Exercice proposé 1
Indiquez combien de lignes des enregistrements contiennent la chaîne « ornament », en respectant la casse. Donnez uniquement ce nombre.
===
Page:Cœurderoy - Jours d'exil, tome I.djvu/236

Cette page a été validée par deux contributeurs.

Jeunes hommes au sang vermeil ! rompons avec ces habitudes d’indolence. Nous portons les idées nouvelles, et il serait contre nature qu’elles cédassent aux idées vieillies. Chantons le bonheur ; appelons-nous épicuriens, fouriéristes, Sardanapales ; buvons des vins généreux dans des coupes de vermeil ; aimons les filles des hommes quand elles sont belles, sensibles et bien parées ; que le luxe et la joie multiplient les heures de notre courte existence ! Mais ne prenons pas l’inaction pour le plaisir, l’immobilité pour le délassement, la somnolence pour la volupté, l’indigestion pour l’ivresse. Saturons-nous de plaisir, mais aussi de travail, et que l’attraction nous les fasse confondre tous deux.
===
Exercice proposé 2
Recopiez mot pour mot le passage du texte à lire qui va de « Page:Cœurderoy - Jours » jusqu'à « confondre tous deux. » inclus.
===
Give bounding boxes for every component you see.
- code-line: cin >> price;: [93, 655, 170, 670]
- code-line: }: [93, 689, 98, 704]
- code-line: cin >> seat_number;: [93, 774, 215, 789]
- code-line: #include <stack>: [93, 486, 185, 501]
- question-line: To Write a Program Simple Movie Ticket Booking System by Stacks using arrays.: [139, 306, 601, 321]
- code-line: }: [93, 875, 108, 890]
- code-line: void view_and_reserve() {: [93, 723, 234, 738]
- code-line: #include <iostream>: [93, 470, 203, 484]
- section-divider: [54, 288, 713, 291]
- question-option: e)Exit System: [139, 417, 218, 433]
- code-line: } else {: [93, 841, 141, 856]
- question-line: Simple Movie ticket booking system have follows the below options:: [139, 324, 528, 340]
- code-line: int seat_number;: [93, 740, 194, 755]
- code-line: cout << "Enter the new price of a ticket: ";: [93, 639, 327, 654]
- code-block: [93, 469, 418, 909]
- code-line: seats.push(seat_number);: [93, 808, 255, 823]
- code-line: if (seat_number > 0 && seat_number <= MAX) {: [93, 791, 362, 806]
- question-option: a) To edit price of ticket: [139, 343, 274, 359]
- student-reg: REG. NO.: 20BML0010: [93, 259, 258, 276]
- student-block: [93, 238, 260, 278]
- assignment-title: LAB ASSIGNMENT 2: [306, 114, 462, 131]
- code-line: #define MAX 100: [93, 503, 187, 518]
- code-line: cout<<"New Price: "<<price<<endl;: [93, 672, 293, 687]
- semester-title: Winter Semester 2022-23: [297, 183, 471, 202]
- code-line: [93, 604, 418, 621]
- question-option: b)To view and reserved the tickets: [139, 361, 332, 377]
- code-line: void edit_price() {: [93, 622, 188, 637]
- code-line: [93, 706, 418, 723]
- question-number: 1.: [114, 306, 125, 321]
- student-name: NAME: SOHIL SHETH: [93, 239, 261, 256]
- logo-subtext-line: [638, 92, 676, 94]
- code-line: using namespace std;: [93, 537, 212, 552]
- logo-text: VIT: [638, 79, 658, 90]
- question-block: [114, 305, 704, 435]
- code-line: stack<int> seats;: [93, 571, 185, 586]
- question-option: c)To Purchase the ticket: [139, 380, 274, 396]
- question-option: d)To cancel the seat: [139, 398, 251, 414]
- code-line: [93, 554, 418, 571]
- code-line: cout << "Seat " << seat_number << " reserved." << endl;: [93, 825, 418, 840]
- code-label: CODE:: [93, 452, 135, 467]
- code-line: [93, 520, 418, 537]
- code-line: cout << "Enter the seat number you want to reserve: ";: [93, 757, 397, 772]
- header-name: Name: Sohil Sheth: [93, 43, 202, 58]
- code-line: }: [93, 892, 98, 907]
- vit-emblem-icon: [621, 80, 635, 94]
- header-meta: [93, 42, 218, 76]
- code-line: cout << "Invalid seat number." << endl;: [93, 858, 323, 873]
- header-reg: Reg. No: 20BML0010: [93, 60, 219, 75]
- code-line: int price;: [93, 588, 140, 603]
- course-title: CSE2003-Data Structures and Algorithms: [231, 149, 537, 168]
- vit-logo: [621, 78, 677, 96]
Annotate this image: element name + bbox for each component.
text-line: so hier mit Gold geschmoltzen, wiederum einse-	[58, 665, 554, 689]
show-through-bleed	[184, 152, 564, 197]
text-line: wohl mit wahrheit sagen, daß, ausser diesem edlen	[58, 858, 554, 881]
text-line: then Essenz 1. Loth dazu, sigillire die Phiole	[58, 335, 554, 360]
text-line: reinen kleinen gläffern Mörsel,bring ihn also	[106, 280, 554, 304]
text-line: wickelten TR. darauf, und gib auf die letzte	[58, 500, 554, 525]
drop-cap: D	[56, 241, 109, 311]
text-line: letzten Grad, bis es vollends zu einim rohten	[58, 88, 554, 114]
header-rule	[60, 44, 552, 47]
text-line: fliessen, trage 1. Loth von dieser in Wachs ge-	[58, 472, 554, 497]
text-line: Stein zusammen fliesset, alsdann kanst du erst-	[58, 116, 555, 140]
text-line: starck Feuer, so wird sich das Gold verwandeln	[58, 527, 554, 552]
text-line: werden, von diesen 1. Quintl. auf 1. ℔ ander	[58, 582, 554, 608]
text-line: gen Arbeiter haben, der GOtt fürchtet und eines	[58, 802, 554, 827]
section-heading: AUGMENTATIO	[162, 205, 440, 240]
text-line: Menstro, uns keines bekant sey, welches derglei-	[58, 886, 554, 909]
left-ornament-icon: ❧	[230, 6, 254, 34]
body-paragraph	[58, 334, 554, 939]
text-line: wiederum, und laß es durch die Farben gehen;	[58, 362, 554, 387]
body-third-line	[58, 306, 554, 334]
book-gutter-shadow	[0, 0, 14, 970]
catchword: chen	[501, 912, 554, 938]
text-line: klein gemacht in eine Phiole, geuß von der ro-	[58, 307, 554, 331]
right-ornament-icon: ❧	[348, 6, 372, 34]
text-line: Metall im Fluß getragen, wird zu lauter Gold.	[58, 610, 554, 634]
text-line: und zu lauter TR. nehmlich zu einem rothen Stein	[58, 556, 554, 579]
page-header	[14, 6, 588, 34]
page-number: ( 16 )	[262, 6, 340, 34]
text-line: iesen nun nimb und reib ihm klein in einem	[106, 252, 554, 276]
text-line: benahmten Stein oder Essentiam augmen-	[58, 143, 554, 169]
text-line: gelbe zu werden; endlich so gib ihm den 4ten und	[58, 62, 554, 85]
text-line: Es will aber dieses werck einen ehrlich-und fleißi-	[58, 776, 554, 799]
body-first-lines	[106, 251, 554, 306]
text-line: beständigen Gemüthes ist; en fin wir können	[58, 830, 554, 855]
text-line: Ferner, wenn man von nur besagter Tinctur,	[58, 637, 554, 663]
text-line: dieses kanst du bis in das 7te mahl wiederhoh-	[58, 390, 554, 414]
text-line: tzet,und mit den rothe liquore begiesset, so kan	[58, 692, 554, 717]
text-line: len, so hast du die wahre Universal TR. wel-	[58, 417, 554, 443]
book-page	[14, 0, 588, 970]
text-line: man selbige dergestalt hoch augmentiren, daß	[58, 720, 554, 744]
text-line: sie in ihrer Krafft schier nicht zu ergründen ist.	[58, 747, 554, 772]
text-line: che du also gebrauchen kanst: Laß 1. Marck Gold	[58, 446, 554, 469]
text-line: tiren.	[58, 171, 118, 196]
===
Réponse complète 1
2

Réponse complète 2
Page:Cœurderoy - Jours d'exil, tome I.djvu/236

Cette page a été validée par deux contributeurs.

Jeunes hommes au sang vermeil ! rompons avec ces habitudes d’indolence. Nous portons les idées nouvelles, et il serait contre nature qu’elles cédassent aux idées vieillies. Chantons le bonheur ; appelons-nous épicuriens, fouriéristes, Sardanapales ; buvons des vins généreux dans des coupes de vermeil ; aimons les filles des hommes quand elles sont belles, sensibles et bien parées ; que le luxe et la joie multiplient les heures de notre courte existence ! Mais ne prenons pas l’inaction pour le plaisir, l’immobilité pour le délassement, la somnolence pour la volupté, l’indigestion pour l’ivresse. Saturons-nous de plaisir, mais aussi de travail, et que l’attraction nous les fasse confondre tous deux.